## Work to be completed
Copy out every record below with complete accuracy.

## Raw data

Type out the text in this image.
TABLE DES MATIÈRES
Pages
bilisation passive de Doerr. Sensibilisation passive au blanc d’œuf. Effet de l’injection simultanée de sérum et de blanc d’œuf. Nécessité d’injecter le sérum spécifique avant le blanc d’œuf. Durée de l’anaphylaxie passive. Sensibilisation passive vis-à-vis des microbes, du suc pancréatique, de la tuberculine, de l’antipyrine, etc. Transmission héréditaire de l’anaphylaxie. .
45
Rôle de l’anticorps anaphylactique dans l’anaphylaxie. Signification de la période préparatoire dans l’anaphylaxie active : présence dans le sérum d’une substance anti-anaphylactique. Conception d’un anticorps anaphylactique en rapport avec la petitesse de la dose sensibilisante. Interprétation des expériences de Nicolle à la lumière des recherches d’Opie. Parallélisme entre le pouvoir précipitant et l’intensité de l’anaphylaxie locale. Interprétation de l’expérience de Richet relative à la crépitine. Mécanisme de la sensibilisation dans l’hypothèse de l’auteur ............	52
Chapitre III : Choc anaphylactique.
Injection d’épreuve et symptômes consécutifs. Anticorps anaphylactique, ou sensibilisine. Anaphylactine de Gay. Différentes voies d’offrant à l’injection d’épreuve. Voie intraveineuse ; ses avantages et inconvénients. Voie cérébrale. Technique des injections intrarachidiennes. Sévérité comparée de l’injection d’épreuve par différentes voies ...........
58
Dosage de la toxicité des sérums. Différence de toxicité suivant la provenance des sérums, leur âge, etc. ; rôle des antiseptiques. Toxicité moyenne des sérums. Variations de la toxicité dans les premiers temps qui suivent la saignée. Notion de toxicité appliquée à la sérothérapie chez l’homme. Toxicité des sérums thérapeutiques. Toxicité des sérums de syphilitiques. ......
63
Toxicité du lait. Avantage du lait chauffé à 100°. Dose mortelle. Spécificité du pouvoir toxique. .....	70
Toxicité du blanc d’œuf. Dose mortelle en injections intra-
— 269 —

## Full solution
Type out the text in this image.
TABLE DES MATIÈRES
Pages
bilisation passive de Doerr. Sensibilisation passive au blanc d’œuf. Effet de l’injection simultanée de sérum et de blanc d’œuf. Nécessité d’injecter le sérum spécifique avant le blanc d’œuf. Durée de l’anaphylaxie passive. Sensibilisation passive vis-à-vis des microbes, du suc pancréatique, de la tuberculine, de l’antipyrine, etc. Transmission héréditaire de l’anaphylaxie. .
45
Rôle de l’anticorps anaphylactique dans l’anaphylaxie. Signification de la période préparatoire dans l’anaphylaxie active : présence dans le sérum d’une substance anti-anaphylactique. Conception d’un anticorps anaphylactique en rapport avec la petitesse de la dose sensibilisante. Interprétation des expériences de Nicolle à la lumière des recherches d’Opie. Parallélisme entre le pouvoir précipitant et l’intensité de l’anaphylaxie locale. Interprétation de l’expérience de Richet relative à la crépitine. Mécanisme de la sensibilisation dans l’hypothèse de l’auteur ............	52
Chapitre III : Choc anaphylactique.
Injection d’épreuve et symptômes consécutifs. Anticorps anaphylactique, ou sensibilisine. Anaphylactine de Gay. Différentes voies d’offrant à l’injection d’épreuve. Voie intraveineuse ; ses avantages et inconvénients. Voie cérébrale. Technique des injections intrarachidiennes. Sévérité comparée de l’injection d’épreuve par différentes voies ...........
58
Dosage de la toxicité des sérums. Différence de toxicité suivant la provenance des sérums, leur âge, etc. ; rôle des antiseptiques. Toxicité moyenne des sérums. Variations de la toxicité dans les premiers temps qui suivent la saignée. Notion de toxicité appliquée à la sérothérapie chez l’homme. Toxicité des sérums thérapeutiques. Toxicité des sérums de syphilitiques. ......
63
Toxicité du lait. Avantage du lait chauffé à 100°. Dose mortelle. Spécificité du pouvoir toxique. .....	70
Toxicité du blanc d’œuf. Dose mortelle en injections intra-
— 269 —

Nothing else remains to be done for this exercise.